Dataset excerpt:
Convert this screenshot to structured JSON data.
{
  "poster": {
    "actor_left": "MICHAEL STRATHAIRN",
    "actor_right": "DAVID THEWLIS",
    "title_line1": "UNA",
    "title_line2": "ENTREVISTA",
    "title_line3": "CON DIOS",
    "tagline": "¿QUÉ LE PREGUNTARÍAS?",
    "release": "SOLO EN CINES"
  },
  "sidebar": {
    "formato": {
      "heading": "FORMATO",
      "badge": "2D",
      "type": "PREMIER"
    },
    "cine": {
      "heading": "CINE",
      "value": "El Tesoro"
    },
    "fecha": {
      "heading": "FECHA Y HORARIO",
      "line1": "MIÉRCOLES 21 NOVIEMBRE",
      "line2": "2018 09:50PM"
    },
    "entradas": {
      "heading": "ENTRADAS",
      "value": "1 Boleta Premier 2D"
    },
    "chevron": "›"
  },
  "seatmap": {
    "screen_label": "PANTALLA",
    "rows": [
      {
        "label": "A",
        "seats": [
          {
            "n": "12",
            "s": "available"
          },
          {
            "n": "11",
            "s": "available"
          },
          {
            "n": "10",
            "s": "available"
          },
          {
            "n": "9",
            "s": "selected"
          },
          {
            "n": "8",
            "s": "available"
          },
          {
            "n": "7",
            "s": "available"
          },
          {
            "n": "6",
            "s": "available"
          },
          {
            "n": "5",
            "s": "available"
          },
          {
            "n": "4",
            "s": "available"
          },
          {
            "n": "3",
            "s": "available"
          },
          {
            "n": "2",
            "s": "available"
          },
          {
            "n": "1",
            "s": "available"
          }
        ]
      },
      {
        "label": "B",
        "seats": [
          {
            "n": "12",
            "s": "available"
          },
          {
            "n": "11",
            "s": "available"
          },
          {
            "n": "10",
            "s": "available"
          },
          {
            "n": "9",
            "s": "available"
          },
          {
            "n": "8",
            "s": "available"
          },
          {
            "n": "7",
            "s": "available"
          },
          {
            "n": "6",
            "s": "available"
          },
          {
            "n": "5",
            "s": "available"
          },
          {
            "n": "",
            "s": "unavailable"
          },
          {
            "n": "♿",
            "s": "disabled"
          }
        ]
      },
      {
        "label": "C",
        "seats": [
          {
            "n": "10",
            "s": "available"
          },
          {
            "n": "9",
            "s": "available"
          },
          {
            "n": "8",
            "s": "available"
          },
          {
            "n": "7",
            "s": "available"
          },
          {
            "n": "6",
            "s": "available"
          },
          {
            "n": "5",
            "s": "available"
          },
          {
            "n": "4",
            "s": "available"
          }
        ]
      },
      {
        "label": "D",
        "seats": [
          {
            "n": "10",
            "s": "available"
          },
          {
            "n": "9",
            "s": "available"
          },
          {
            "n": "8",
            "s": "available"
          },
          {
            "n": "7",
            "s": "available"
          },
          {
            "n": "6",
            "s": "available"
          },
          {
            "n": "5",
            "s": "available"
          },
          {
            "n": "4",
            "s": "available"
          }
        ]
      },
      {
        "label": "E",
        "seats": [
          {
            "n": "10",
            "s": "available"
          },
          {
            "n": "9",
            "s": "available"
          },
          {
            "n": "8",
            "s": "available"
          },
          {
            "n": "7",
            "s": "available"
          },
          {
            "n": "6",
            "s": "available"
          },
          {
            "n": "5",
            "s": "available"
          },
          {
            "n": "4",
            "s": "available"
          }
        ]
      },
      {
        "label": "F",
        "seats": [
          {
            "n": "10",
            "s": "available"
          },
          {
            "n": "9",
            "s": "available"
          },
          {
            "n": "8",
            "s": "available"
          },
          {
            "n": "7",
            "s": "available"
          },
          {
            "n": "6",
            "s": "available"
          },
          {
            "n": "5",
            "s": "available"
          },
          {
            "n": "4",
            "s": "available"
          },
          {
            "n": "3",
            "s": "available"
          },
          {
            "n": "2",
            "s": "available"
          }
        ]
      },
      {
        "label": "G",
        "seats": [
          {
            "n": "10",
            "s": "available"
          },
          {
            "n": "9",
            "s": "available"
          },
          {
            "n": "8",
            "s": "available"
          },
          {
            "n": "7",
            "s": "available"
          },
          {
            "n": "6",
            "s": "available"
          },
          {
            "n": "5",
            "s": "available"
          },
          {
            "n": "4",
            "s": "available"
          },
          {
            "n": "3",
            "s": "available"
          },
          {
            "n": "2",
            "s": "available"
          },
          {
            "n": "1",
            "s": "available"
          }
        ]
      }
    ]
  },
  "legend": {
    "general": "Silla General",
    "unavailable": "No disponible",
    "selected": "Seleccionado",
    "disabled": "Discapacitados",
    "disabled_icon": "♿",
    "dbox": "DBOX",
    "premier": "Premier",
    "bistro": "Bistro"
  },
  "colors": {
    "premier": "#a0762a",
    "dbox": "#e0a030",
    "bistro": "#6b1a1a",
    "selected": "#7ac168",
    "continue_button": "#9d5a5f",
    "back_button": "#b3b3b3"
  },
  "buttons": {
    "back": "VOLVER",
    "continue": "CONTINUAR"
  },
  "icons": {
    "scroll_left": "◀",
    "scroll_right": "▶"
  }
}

Directions for this task: Copy out the whole listing, exactly as written.

Result of the exercise:
Convert this screenshot to structured JSON data.
{
  "poster": {
    "actor_left": "MICHAEL STRATHAIRN",
    "actor_right": "DAVID THEWLIS",
    "title_line1": "UNA",
    "title_line2": "ENTREVISTA",
    "title_line3": "CON DIOS",
    "tagline": "¿QUÉ LE PREGUNTARÍAS?",
    "release": "SOLO EN CINES"
  },
  "sidebar": {
    "formato": {
      "heading": "FORMATO",
      "badge": "2D",
      "type": "PREMIER"
    },
    "cine": {
      "heading": "CINE",
      "value": "El Tesoro"
    },
    "fecha": {
      "heading": "FECHA Y HORARIO",
      "line1": "MIÉRCOLES 21 NOVIEMBRE",
      "line2": "2018 09:50PM"
    },
    "entradas": {
      "heading": "ENTRADAS",
      "value": "1 Boleta Premier 2D"
    },
    "chevron": "›"
  },
  "seatmap": {
    "screen_label": "PANTALLA",
    "rows": [
      {
        "label": "A",
        "seats": [
          {
            "n": "12",
            "s": "available"
          },
          {
            "n": "11",
            "s": "available"
          },
          {
            "n": "10",
            "s": "available"
          },
          {
            "n": "9",
            "s": "selected"
          },
          {
            "n": "8",
            "s": "available"
          },
          {
            "n": "7",
            "s": "available"
          },
          {
            "n": "6",
            "s": "available"
          },
          {
            "n": "5",
            "s": "available"
          },
          {
            "n": "4",
            "s": "available"
          },
          {
            "n": "3",
            "s": "available"
          },
          {
            "n": "2",
            "s": "available"
          },
          {
            "n": "1",
            "s": "available"
          }
        ]
      },
      {
        "label": "B",
        "seats": [
          {
            "n": "12",
            "s": "available"
          },
          {
            "n": "11",
            "s": "available"
          },
          {
            "n": "10",
            "s": "available"
          },
          {
            "n": "9",
            "s": "available"
          },
          {
            "n": "8",
            "s": "available"
          },
          {
            "n": "7",
            "s": "available"
          },
          {
            "n": "6",
            "s": "available"
          },
          {
            "n": "5",
            "s": "available"
          },
          {
            "n": "",
            "s": "unavailable"
          },
          {
            "n": "♿",
            "s": "disabled"
          }
        ]
      },
      {
        "label": "C",
        "seats": [
          {
            "n": "10",
            "s": "available"
          },
          {
            "n": "9",
            "s": "available"
          },
          {
            "n": "8",
            "s": "available"
          },
          {
            "n": "7",
            "s": "available"
          },
          {
            "n": "6",
            "s": "available"
          },
          {
            "n": "5",
            "s": "available"
          },
          {
            "n": "4",
            "s": "available"
          }
        ]
      },
      {
        "label": "D",
        "seats": [
          {
            "n": "10",
            "s": "available"
          },
          {
            "n": "9",
            "s": "available"
          },
          {
            "n": "8",
            "s": "available"
          },
          {
            "n": "7",
            "s": "available"
          },
          {
            "n": "6",
            "s": "available"
          },
          {
            "n": "5",
            "s": "available"
          },
          {
            "n": "4",
            "s": "available"
          }
        ]
      },
      {
        "label": "E",
        "seats": [
          {
            "n": "10",
            "s": "available"
          },
          {
            "n": "9",
            "s": "available"
          },
          {
            "n": "8",
            "s": "available"
          },
          {
            "n": "7",
            "s": "available"
          },
          {
            "n": "6",
            "s": "available"
          },
          {
            "n": "5",
            "s": "available"
          },
          {
            "n": "4",
            "s": "available"
          }
        ]
      },
      {
        "label": "F",
        "seats": [
          {
            "n": "10",
            "s": "available"
          },
          {
            "n": "9",
            "s": "available"
          },
          {
            "n": "8",
            "s": "available"
          },
          {
            "n": "7",
            "s": "available"
          },
          {
            "n": "6",
            "s": "available"
          },
          {
            "n": "5",
            "s": "available"
          },
          {
            "n": "4",
            "s": "available"
          },
          {
            "n": "3",
            "s": "available"
          },
          {
            "n": "2",
            "s": "available"
          }
        ]
      },
      {
        "label": "G",
        "seats": [
          {
            "n": "10",
            "s": "available"
          },
          {
            "n": "9",
            "s": "available"
          },
          {
            "n": "8",
            "s": "available"
          },
          {
            "n": "7",
            "s": "available"
          },
          {
            "n": "6",
            "s": "available"
          },
          {
            "n": "5",
            "s": "available"
          },
          {
            "n": "4",
            "s": "available"
          },
          {
            "n": "3",
            "s": "available"
          },
          {
            "n": "2",
            "s": "available"
          },
          {
            "n": "1",
            "s": "available"
          }
        ]
      }
    ]
  },
  "legend": {
    "general": "Silla General",
    "unavailable": "No disponible",
    "selected": "Seleccionado",
    "disabled": "Discapacitados",
    "disabled_icon": "♿",
    "dbox": "DBOX",
    "premier": "Premier",
    "bistro": "Bistro"
  },
  "colors": {
    "premier": "#a0762a",
    "dbox": "#e0a030",
    "bistro": "#6b1a1a",
    "selected": "#7ac168",
    "continue_button": "#9d5a5f",
    "back_button": "#b3b3b3"
  },
  "buttons": {
    "back": "VOLVER",
    "continue": "CONTINUAR"
  },
  "icons": {
    "scroll_left": "◀",
    "scroll_right": "▶"
  }
}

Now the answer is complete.